(Stored data entries)

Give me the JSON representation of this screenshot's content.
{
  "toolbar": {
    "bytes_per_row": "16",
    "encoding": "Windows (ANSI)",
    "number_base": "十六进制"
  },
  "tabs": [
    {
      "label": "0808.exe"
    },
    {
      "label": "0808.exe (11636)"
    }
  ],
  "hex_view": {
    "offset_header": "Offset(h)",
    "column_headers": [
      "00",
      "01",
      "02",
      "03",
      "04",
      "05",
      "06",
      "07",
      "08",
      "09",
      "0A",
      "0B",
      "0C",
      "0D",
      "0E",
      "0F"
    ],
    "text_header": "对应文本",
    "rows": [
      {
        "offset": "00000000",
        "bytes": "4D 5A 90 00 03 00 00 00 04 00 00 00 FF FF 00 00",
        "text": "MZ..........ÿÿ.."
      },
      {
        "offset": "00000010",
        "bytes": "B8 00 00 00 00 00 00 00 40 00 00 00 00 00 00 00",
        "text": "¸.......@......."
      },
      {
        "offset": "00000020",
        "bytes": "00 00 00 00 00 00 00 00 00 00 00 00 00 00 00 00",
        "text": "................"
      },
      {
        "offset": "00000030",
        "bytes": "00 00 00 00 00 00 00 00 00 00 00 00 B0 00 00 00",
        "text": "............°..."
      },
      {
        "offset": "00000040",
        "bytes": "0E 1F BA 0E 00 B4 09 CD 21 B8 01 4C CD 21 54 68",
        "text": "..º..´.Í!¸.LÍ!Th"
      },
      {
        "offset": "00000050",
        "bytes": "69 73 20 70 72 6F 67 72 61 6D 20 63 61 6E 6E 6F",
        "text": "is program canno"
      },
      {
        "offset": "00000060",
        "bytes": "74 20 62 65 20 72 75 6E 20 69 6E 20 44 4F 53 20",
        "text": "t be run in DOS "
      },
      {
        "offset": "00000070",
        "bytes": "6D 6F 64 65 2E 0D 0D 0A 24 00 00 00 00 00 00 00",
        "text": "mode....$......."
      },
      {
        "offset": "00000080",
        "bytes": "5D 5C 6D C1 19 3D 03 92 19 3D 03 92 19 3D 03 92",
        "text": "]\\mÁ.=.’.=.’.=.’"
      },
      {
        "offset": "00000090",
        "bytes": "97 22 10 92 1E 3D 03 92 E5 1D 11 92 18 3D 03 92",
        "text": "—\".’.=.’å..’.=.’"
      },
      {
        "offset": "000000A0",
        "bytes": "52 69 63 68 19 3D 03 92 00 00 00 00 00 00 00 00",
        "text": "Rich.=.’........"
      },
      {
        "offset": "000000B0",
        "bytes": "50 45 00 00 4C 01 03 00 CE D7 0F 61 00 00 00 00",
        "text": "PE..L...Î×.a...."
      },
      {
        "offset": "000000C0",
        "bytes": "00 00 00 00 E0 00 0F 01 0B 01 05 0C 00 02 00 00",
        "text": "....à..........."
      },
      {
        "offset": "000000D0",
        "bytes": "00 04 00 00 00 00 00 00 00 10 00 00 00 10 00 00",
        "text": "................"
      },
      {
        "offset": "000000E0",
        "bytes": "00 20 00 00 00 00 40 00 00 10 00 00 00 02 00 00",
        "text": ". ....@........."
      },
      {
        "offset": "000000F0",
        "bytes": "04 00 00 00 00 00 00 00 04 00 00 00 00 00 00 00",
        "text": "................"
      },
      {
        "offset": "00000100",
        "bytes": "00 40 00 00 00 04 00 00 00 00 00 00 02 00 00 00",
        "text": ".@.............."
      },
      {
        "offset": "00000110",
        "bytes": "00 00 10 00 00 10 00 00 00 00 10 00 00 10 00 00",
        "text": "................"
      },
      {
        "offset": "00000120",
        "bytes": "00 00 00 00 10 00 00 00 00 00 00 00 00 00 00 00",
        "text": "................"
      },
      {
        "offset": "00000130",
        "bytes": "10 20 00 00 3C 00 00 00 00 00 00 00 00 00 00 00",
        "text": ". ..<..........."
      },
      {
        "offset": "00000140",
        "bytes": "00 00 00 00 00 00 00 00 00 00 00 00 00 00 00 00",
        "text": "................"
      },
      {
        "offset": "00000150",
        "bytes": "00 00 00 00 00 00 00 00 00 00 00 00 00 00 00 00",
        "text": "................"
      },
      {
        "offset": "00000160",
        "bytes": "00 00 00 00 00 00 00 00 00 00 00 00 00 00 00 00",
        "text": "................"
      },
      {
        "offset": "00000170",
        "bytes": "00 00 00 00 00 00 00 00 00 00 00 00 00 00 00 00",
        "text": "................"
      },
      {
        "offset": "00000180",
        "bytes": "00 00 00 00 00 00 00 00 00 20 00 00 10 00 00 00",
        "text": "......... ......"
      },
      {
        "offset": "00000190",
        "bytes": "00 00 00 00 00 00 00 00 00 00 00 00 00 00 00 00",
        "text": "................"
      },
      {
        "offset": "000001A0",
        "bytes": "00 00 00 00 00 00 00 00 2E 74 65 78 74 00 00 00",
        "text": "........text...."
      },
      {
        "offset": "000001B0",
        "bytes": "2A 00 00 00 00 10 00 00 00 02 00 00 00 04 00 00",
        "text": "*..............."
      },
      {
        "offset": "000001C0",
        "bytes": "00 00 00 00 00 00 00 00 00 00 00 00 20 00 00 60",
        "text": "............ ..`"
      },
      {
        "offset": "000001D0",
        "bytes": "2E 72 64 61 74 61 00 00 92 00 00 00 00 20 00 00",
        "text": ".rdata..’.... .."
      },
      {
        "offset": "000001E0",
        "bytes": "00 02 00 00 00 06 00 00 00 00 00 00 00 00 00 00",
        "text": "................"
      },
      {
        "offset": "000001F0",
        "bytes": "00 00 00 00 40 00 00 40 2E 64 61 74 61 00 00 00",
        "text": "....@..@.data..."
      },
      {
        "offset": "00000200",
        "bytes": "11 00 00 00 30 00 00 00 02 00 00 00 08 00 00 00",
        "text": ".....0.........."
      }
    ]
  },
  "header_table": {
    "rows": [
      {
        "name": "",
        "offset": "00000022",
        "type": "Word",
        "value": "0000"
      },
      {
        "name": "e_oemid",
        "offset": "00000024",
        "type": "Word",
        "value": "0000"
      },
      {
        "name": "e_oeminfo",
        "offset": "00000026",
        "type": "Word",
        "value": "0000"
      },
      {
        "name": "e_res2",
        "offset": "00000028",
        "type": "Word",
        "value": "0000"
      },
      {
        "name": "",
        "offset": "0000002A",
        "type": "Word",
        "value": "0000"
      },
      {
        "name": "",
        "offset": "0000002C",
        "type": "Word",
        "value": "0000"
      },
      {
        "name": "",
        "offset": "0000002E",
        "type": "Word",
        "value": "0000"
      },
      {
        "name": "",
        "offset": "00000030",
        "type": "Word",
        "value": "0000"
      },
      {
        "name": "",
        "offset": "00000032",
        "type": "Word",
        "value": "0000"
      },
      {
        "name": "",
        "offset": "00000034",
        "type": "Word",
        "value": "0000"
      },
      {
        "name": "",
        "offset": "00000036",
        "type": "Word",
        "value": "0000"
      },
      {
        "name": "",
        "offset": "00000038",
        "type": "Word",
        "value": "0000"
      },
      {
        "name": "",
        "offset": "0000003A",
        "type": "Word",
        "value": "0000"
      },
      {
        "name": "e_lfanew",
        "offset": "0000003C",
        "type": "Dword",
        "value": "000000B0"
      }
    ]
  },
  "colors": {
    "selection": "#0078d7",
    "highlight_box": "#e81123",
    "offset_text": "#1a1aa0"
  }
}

## EXERCISE
Reproduce each line of the material above precisely.

## OUTPUT BELOW
Give me the JSON representation of this screenshot's content.
{
  "toolbar": {
    "bytes_per_row": "16",
    "encoding": "Windows (ANSI)",
    "number_base": "十六进制"
  },
  "tabs": [
    {
      "label": "0808.exe"
    },
    {
      "label": "0808.exe (11636)"
    }
  ],
  "hex_view": {
    "offset_header": "Offset(h)",
    "column_headers": [
      "00",
      "01",
      "02",
      "03",
      "04",
      "05",
      "06",
      "07",
      "08",
      "09",
      "0A",
      "0B",
      "0C",
      "0D",
      "0E",
      "0F"
    ],
    "text_header": "对应文本",
    "rows": [
      {
        "offset": "00000000",
        "bytes": "4D 5A 90 00 03 00 00 00 04 00 00 00 FF FF 00 00",
        "text": "MZ..........ÿÿ.."
      },
      {
        "offset": "00000010",
        "bytes": "B8 00 00 00 00 00 00 00 40 00 00 00 00 00 00 00",
        "text": "¸.......@......."
      },
      {
        "offset": "00000020",
        "bytes": "00 00 00 00 00 00 00 00 00 00 00 00 00 00 00 00",
        "text": "................"
      },
      {
        "offset": "00000030",
        "bytes": "00 00 00 00 00 00 00 00 00 00 00 00 B0 00 00 00",
        "text": "............°..."
      },
      {
        "offset": "00000040",
        "bytes": "0E 1F BA 0E 00 B4 09 CD 21 B8 01 4C CD 21 54 68",
        "text": "..º..´.Í!¸.LÍ!Th"
      },
      {
        "offset": "00000050",
        "bytes": "69 73 20 70 72 6F 67 72 61 6D 20 63 61 6E 6E 6F",
        "text": "is program canno"
      },
      {
        "offset": "00000060",
        "bytes": "74 20 62 65 20 72 75 6E 20 69 6E 20 44 4F 53 20",
        "text": "t be run in DOS "
      },
      {
        "offset": "00000070",
        "bytes": "6D 6F 64 65 2E 0D 0D 0A 24 00 00 00 00 00 00 00",
        "text": "mode....$......."
      },
      {
        "offset": "00000080",
        "bytes": "5D 5C 6D C1 19 3D 03 92 19 3D 03 92 19 3D 03 92",
        "text": "]\\mÁ.=.’.=.’.=.’"
      },
      {
        "offset": "00000090",
        "bytes": "97 22 10 92 1E 3D 03 92 E5 1D 11 92 18 3D 03 92",
        "text": "—\".’.=.’å..’.=.’"
      },
      {
        "offset": "000000A0",
        "bytes": "52 69 63 68 19 3D 03 92 00 00 00 00 00 00 00 00",
        "text": "Rich.=.’........"
      },
      {
        "offset": "000000B0",
        "bytes": "50 45 00 00 4C 01 03 00 CE D7 0F 61 00 00 00 00",
        "text": "PE..L...Î×.a...."
      },
      {
        "offset": "000000C0",
        "bytes": "00 00 00 00 E0 00 0F 01 0B 01 05 0C 00 02 00 00",
        "text": "....à..........."
      },
      {
        "offset": "000000D0",
        "bytes": "00 04 00 00 00 00 00 00 00 10 00 00 00 10 00 00",
        "text": "................"
      },
      {
        "offset": "000000E0",
        "bytes": "00 20 00 00 00 00 40 00 00 10 00 00 00 02 00 00",
        "text": ". ....@........."
      },
      {
        "offset": "000000F0",
        "bytes": "04 00 00 00 00 00 00 00 04 00 00 00 00 00 00 00",
        "text": "................"
      },
      {
        "offset": "00000100",
        "bytes": "00 40 00 00 00 04 00 00 00 00 00 00 02 00 00 00",
        "text": ".@.............."
      },
      {
        "offset": "00000110",
        "bytes": "00 00 10 00 00 10 00 00 00 00 10 00 00 10 00 00",
        "text": "................"
      },
      {
        "offset": "00000120",
        "bytes": "00 00 00 00 10 00 00 00 00 00 00 00 00 00 00 00",
        "text": "................"
      },
      {
        "offset": "00000130",
        "bytes": "10 20 00 00 3C 00 00 00 00 00 00 00 00 00 00 00",
        "text": ". ..<..........."
      },
      {
        "offset": "00000140",
        "bytes": "00 00 00 00 00 00 00 00 00 00 00 00 00 00 00 00",
        "text": "................"
      },
      {
        "offset": "00000150",
        "bytes": "00 00 00 00 00 00 00 00 00 00 00 00 00 00 00 00",
        "text": "................"
      },
      {
        "offset": "00000160",
        "bytes": "00 00 00 00 00 00 00 00 00 00 00 00 00 00 00 00",
        "text": "................"
      },
      {
        "offset": "00000170",
        "bytes": "00 00 00 00 00 00 00 00 00 00 00 00 00 00 00 00",
        "text": "................"
      },
      {
        "offset": "00000180",
        "bytes": "00 00 00 00 00 00 00 00 00 20 00 00 10 00 00 00",
        "text": "......... ......"
      },
      {
        "offset": "00000190",
        "bytes": "00 00 00 00 00 00 00 00 00 00 00 00 00 00 00 00",
        "text": "................"
      },
      {
        "offset": "000001A0",
        "bytes": "00 00 00 00 00 00 00 00 2E 74 65 78 74 00 00 00",
        "text": "........text...."
      },
      {
        "offset": "000001B0",
        "bytes": "2A 00 00 00 00 10 00 00 00 02 00 00 00 04 00 00",
        "text": "*..............."
      },
      {
        "offset": "000001C0",
        "bytes": "00 00 00 00 00 00 00 00 00 00 00 00 20 00 00 60",
        "text": "............ ..`"
      },
      {
        "offset": "000001D0",
        "bytes": "2E 72 64 61 74 61 00 00 92 00 00 00 00 20 00 00",
        "text": ".rdata..’.... .."
      },
      {
        "offset": "000001E0",
        "bytes": "00 02 00 00 00 06 00 00 00 00 00 00 00 00 00 00",
        "text": "................"
      },
      {
        "offset": "000001F0",
        "bytes": "00 00 00 00 40 00 00 40 2E 64 61 74 61 00 00 00",
        "text": "....@..@.data..."
      },
      {
        "offset": "00000200",
        "bytes": "11 00 00 00 30 00 00 00 02 00 00 00 08 00 00 00",
        "text": ".....0.........."
      }
    ]
  },
  "header_table": {
    "rows": [
      {
        "name": "",
        "offset": "00000022",
        "type": "Word",
        "value": "0000"
      },
      {
        "name": "e_oemid",
        "offset": "00000024",
        "type": "Word",
        "value": "0000"
      },
      {
        "name": "e_oeminfo",
        "offset": "00000026",
        "type": "Word",
        "value": "0000"
      },
      {
        "name": "e_res2",
        "offset": "00000028",
        "type": "Word",
        "value": "0000"
      },
      {
        "name": "",
        "offset": "0000002A",
        "type": "Word",
        "value": "0000"
      },
      {
        "name": "",
        "offset": "0000002C",
        "type": "Word",
        "value": "0000"
      },
      {
        "name": "",
        "offset": "0000002E",
        "type": "Word",
        "value": "0000"
      },
      {
        "name": "",
        "offset": "00000030",
        "type": "Word",
        "value": "0000"
      },
      {
        "name": "",
        "offset": "00000032",
        "type": "Word",
        "value": "0000"
      },
      {
        "name": "",
        "offset": "00000034",
        "type": "Word",
        "value": "0000"
      },
      {
        "name": "",
        "offset": "00000036",
        "type": "Word",
        "value": "0000"
      },
      {
        "name": "",
        "offset": "00000038",
        "type": "Word",
        "value": "0000"
      },
      {
        "name": "",
        "offset": "0000003A",
        "type": "Word",
        "value": "0000"
      },
      {
        "name": "e_lfanew",
        "offset": "0000003C",
        "type": "Dword",
        "value": "000000B0"
      }
    ]
  },
  "colors": {
    "selection": "#0078d7",
    "highlight_box": "#e81123",
    "offset_text": "#1a1aa0"
  }
}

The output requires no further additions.